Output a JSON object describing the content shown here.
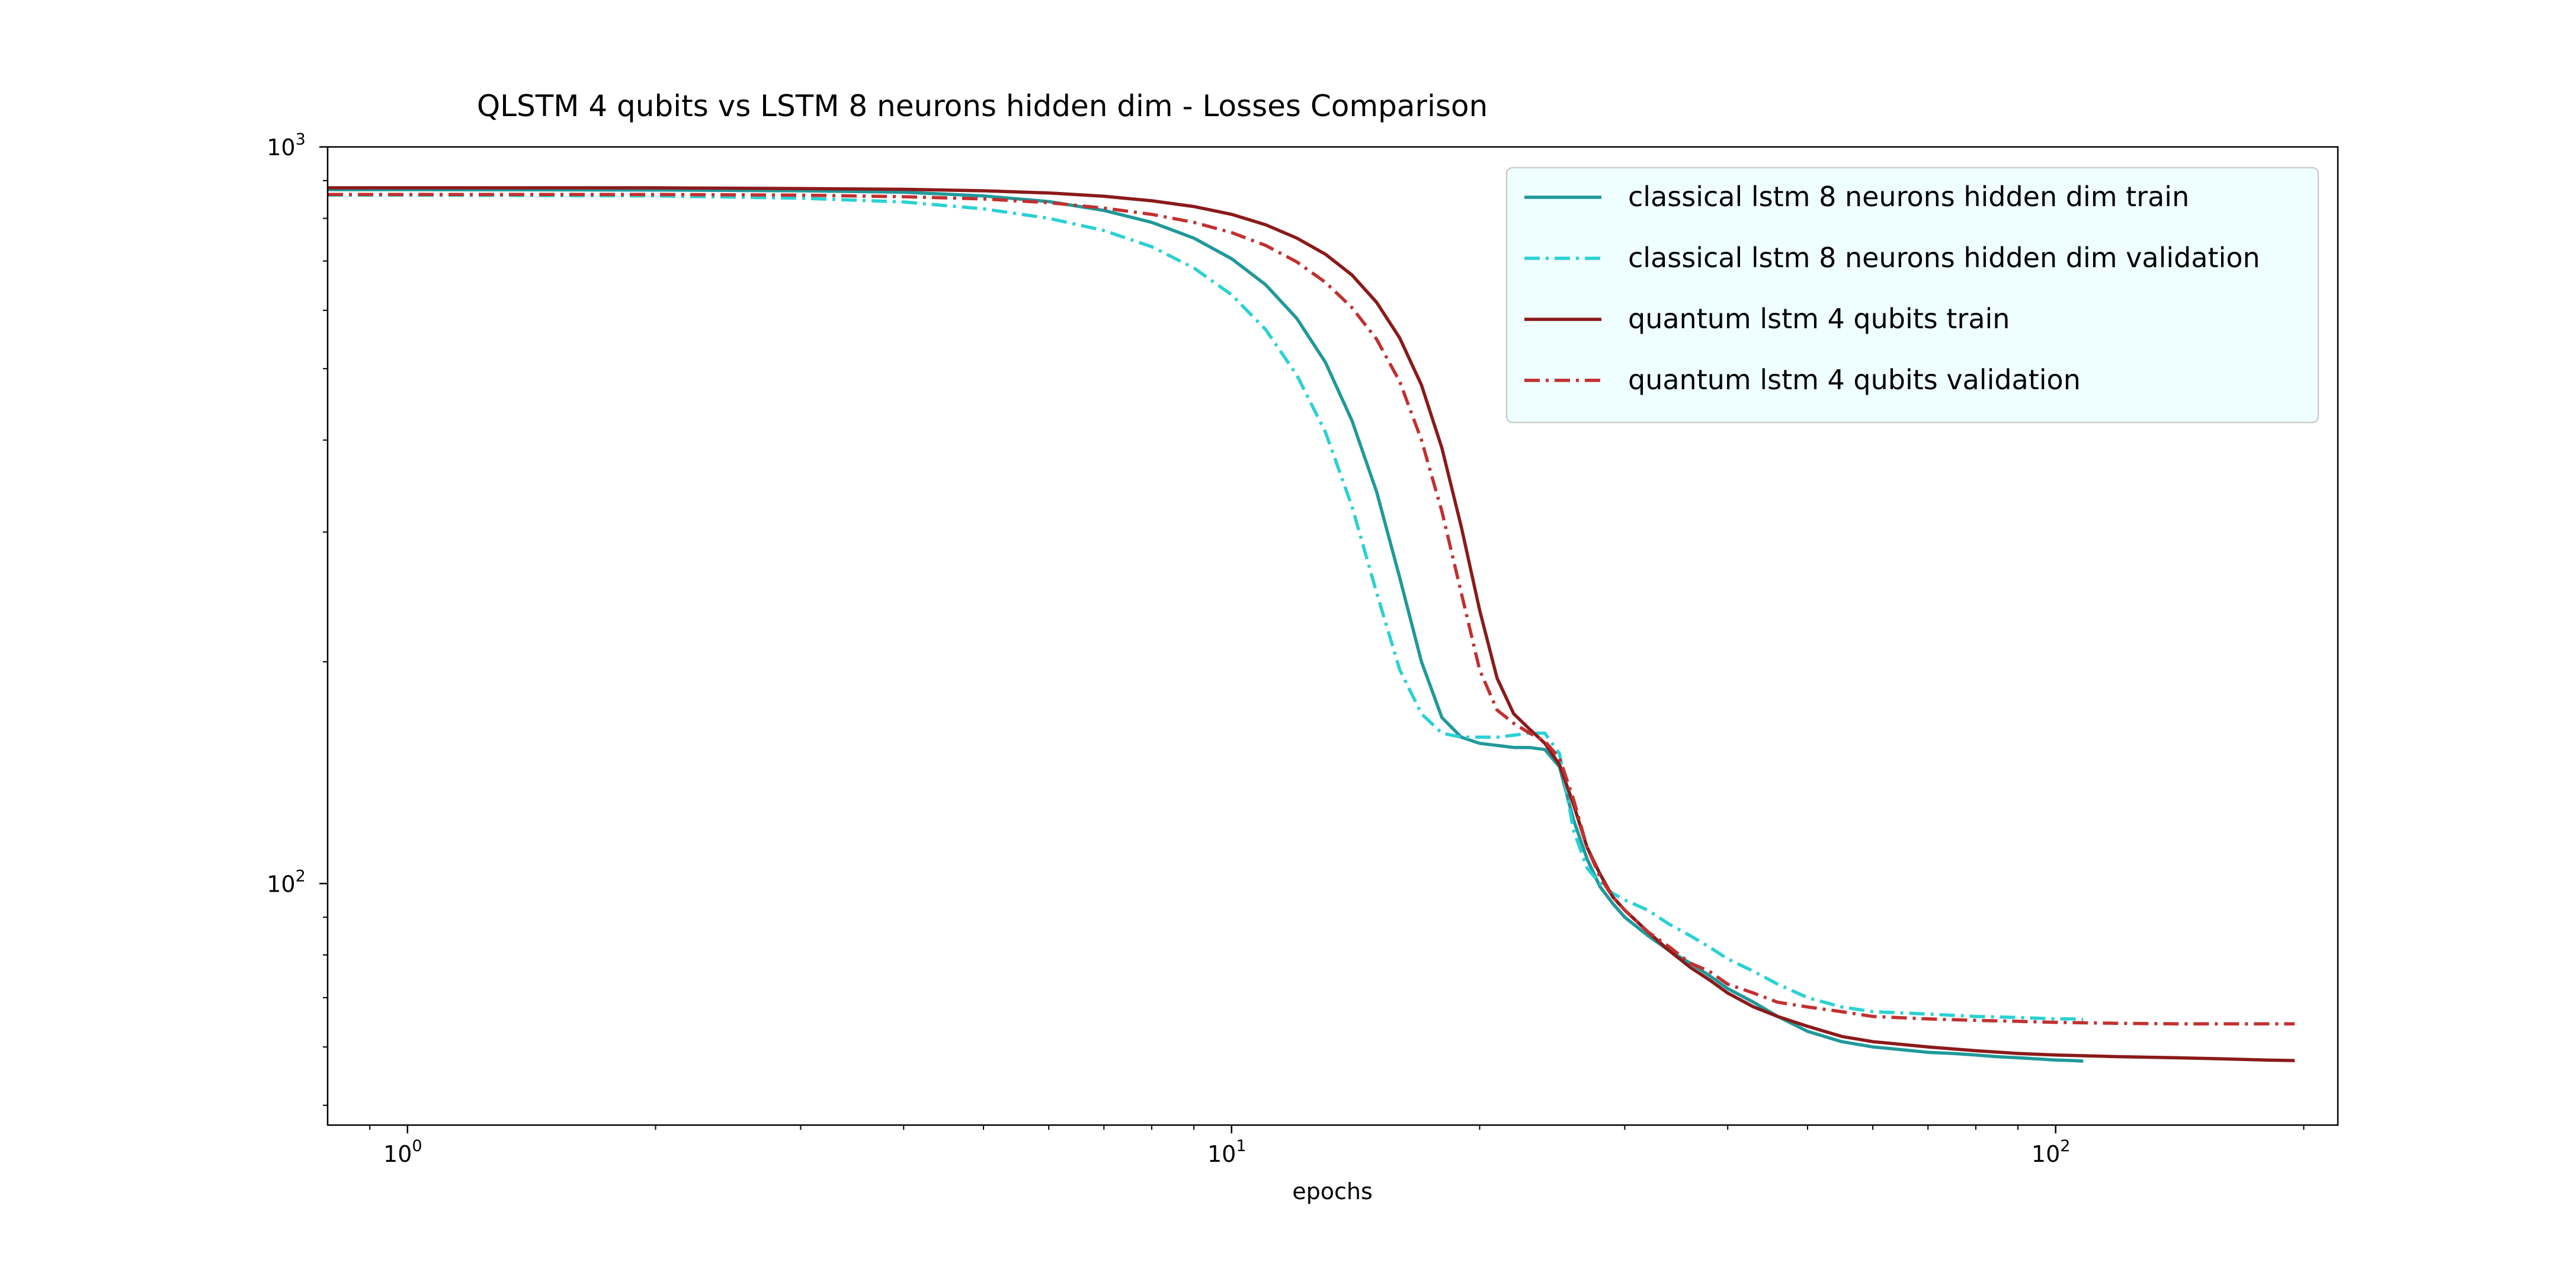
{
  "chart_data": {
    "type": "line",
    "title": "QLSTM 4 qubits vs LSTM 8 neurons hidden dim - Losses Comparison",
    "xlabel": "epochs",
    "ylabel": "",
    "xscale": "log",
    "yscale": "log",
    "xlim": [
      0.8,
      220
    ],
    "ylim": [
      47,
      1000
    ],
    "xticks": [
      {
        "value": 1,
        "base": "10",
        "exp": "0"
      },
      {
        "value": 10,
        "base": "10",
        "exp": "1"
      },
      {
        "value": 100,
        "base": "10",
        "exp": "2"
      }
    ],
    "yticks": [
      {
        "value": 100,
        "base": "10",
        "exp": "2"
      },
      {
        "value": 1000,
        "base": "10",
        "exp": "3"
      }
    ],
    "grid": false,
    "legend_position": "top-right",
    "legend_background": "#effefe",
    "series": [
      {
        "name": "classical lstm 8 neurons hidden dim train",
        "color": "#20999a",
        "style": "solid",
        "x": [
          0.8,
          1,
          2,
          3,
          4,
          5,
          6,
          7,
          8,
          9,
          10,
          11,
          12,
          13,
          14,
          15,
          16,
          17,
          18,
          19,
          20,
          21,
          22,
          23,
          24,
          25,
          26,
          27,
          28,
          29,
          30,
          32,
          34,
          36,
          38,
          40,
          43,
          46,
          50,
          55,
          60,
          65,
          70,
          75,
          80,
          85,
          90,
          95,
          100,
          105,
          108
        ],
        "y": [
          875,
          875,
          874,
          872,
          868,
          858,
          843,
          820,
          790,
          752,
          705,
          650,
          585,
          510,
          425,
          340,
          260,
          200,
          168,
          158,
          155,
          154,
          153,
          153,
          152,
          144,
          122,
          108,
          99,
          94,
          90,
          85,
          81,
          78,
          75,
          72,
          69,
          66,
          63,
          61,
          60,
          59.5,
          59,
          58.8,
          58.5,
          58.2,
          58,
          57.8,
          57.6,
          57.5,
          57.4
        ]
      },
      {
        "name": "classical lstm 8 neurons hidden dim validation",
        "color": "#2ad1d4",
        "style": "dashdot",
        "x": [
          0.8,
          1,
          2,
          3,
          4,
          5,
          6,
          7,
          8,
          9,
          10,
          11,
          12,
          13,
          14,
          15,
          16,
          17,
          18,
          19,
          20,
          21,
          22,
          23,
          24,
          25,
          26,
          27,
          28,
          29,
          30,
          32,
          34,
          36,
          38,
          40,
          43,
          46,
          50,
          55,
          60,
          70,
          80,
          90,
          100,
          105,
          108
        ],
        "y": [
          860,
          860,
          858,
          852,
          842,
          824,
          800,
          770,
          732,
          685,
          630,
          565,
          490,
          410,
          325,
          248,
          195,
          170,
          160,
          158,
          158,
          158,
          159,
          160,
          160,
          150,
          118,
          105,
          100,
          97,
          95,
          92,
          88,
          85,
          82,
          79,
          76,
          73,
          70,
          68,
          67,
          66.5,
          66,
          65.8,
          65.5,
          65.5,
          65.4
        ]
      },
      {
        "name": "quantum lstm 4 qubits train",
        "color": "#8b1a1a",
        "style": "solid",
        "x": [
          0.8,
          1,
          2,
          3,
          4,
          5,
          6,
          7,
          8,
          9,
          10,
          11,
          12,
          13,
          14,
          15,
          16,
          17,
          18,
          19,
          20,
          21,
          22,
          23,
          24,
          25,
          26,
          27,
          28,
          29,
          30,
          32,
          34,
          36,
          38,
          40,
          43,
          46,
          50,
          55,
          60,
          70,
          80,
          90,
          100,
          120,
          140,
          160,
          180,
          195
        ],
        "y": [
          880,
          880,
          880,
          878,
          876,
          872,
          866,
          857,
          845,
          830,
          810,
          784,
          752,
          715,
          670,
          615,
          550,
          475,
          390,
          305,
          235,
          190,
          170,
          162,
          155,
          145,
          128,
          112,
          103,
          96,
          92,
          86,
          81,
          77,
          74,
          71,
          68,
          66,
          64,
          62,
          61,
          60,
          59.3,
          58.8,
          58.5,
          58.2,
          58,
          57.8,
          57.6,
          57.5
        ]
      },
      {
        "name": "quantum lstm 4 qubits validation",
        "color": "#c23030",
        "style": "dashdot",
        "x": [
          0.8,
          1,
          2,
          3,
          4,
          5,
          6,
          7,
          8,
          9,
          10,
          11,
          12,
          13,
          14,
          15,
          16,
          17,
          18,
          19,
          20,
          21,
          22,
          23,
          24,
          25,
          26,
          27,
          28,
          29,
          30,
          32,
          34,
          36,
          38,
          40,
          43,
          46,
          50,
          55,
          60,
          70,
          80,
          90,
          100,
          120,
          140,
          160,
          180,
          195
        ],
        "y": [
          862,
          862,
          862,
          860,
          856,
          850,
          840,
          826,
          810,
          790,
          765,
          735,
          698,
          655,
          605,
          548,
          480,
          400,
          320,
          248,
          195,
          172,
          165,
          160,
          156,
          148,
          130,
          112,
          102,
          96,
          92,
          86,
          82,
          78,
          76,
          73,
          71,
          69,
          68,
          67,
          66,
          65.5,
          65.2,
          65,
          64.8,
          64.6,
          64.5,
          64.5,
          64.5,
          64.5
        ]
      }
    ]
  }
}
* * *
Task to carry out ::
Say, as a number only, how many lines of the data contain "qubits".

The response ::
3